In the passage on PZT transducers, copy word for word everything from "Transducer backing materials" down to "ultrasound assembly/blood-tissue interface.".

Extract provided:
- - - - - - -

However, PZT and PZT composites have a relatively high dielectric constant. Therefore capacitive coupling between the transducer material and the conductors, without significant signal loss could occur only when extremely thin glue layers are employed (e.g. 0.01 μm for a 10-15 μm thick PZT transducer). This range of thicknesses for a glue layer is not achievable in view of the current state of the art.
Transducer backing materials having relatively low acoustic impedance improve signal quality in transducer assemblies comprising PZT or PZT composites. The advantages of such backing materials are explained in Eberle et al. U.S. Pat. No. 5,368,037 the teachings of which are expressly incorporated in their entirety herein by reference. It is also important to select a matching layer for maximizing the acoustic performance of the PZT transducers by minimizing echoes arising from the ultrasound assembly/blood-tissue interface.
Individual ferroelectric copolymer transducers need not be physically isolated from other transducers. However, PZT transducers must be physically separated from other transducers in order to facilitate formation of the transducers into a cylinder and to provide desirable performance of the transducers, such as minimization of acoustic crosstalk between neighboring elements. If the transducer elements are not physically separated, then the emitted signal tends to conduct to the adjacent transducer elements comprising PZT or PZT composite material.

- - - - - - -

Data for detecting document layout

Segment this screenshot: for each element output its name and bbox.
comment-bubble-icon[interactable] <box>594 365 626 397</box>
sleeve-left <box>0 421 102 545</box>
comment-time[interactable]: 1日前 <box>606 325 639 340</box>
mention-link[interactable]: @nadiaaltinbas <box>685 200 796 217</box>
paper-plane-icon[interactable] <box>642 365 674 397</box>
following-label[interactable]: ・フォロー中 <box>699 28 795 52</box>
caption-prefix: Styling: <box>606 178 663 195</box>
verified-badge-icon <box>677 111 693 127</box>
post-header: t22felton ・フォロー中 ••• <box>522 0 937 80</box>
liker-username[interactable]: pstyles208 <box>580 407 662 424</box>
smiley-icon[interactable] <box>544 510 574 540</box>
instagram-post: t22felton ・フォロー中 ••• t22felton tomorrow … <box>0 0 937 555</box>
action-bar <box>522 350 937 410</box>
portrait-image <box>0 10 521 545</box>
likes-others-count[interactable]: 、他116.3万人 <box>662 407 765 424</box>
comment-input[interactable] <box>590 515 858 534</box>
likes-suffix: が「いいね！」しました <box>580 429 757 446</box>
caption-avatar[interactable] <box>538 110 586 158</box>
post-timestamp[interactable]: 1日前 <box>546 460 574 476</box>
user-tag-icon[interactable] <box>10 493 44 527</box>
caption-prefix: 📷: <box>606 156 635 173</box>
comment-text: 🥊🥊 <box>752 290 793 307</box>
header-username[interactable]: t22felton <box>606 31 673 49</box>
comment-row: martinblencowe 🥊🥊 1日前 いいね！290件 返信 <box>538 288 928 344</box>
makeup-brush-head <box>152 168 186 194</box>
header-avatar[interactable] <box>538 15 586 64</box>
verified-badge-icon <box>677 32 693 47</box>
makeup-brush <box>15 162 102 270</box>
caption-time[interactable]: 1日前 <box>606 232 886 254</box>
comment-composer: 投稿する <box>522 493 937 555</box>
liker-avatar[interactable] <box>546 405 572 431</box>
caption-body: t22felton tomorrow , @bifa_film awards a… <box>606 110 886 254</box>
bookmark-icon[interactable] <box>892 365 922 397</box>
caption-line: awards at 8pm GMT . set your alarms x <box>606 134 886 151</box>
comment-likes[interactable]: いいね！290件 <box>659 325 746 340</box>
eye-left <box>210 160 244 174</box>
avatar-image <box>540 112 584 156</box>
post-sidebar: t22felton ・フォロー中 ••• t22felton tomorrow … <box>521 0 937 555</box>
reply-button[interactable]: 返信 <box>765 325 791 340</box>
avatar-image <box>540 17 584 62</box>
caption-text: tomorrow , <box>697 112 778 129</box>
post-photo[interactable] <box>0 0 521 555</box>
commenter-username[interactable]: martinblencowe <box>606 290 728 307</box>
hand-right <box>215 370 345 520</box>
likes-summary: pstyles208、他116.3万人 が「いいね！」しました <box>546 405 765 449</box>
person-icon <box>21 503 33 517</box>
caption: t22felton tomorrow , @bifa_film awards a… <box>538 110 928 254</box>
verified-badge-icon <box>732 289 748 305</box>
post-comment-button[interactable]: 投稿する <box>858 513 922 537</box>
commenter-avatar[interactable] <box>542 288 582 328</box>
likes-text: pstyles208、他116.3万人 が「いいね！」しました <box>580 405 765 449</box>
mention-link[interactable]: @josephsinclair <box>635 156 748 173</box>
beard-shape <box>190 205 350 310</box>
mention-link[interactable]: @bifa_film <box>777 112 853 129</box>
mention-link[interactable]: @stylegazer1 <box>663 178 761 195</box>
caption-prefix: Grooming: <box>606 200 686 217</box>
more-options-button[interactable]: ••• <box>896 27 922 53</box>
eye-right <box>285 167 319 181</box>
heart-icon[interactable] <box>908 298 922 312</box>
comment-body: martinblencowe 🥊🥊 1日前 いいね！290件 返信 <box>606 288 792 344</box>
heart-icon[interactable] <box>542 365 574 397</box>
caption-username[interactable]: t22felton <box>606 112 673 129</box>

- - - - - - -

Answer to the exercise:
Transducer backing materials having relatively low acoustic impedance improve signal quality in transducer assemblies comprising PZT or PZT composites. The advantages of such backing materials are explained in Eberle et al. U.S. Pat. No. 5,368,037 the teachings of which are expressly incorporated in their entirety herein by reference. It is also important to select a matching layer for maximizing the acoustic performance of the PZT transducers by minimizing echoes arising from the ultrasound assembly/blood-tissue interface.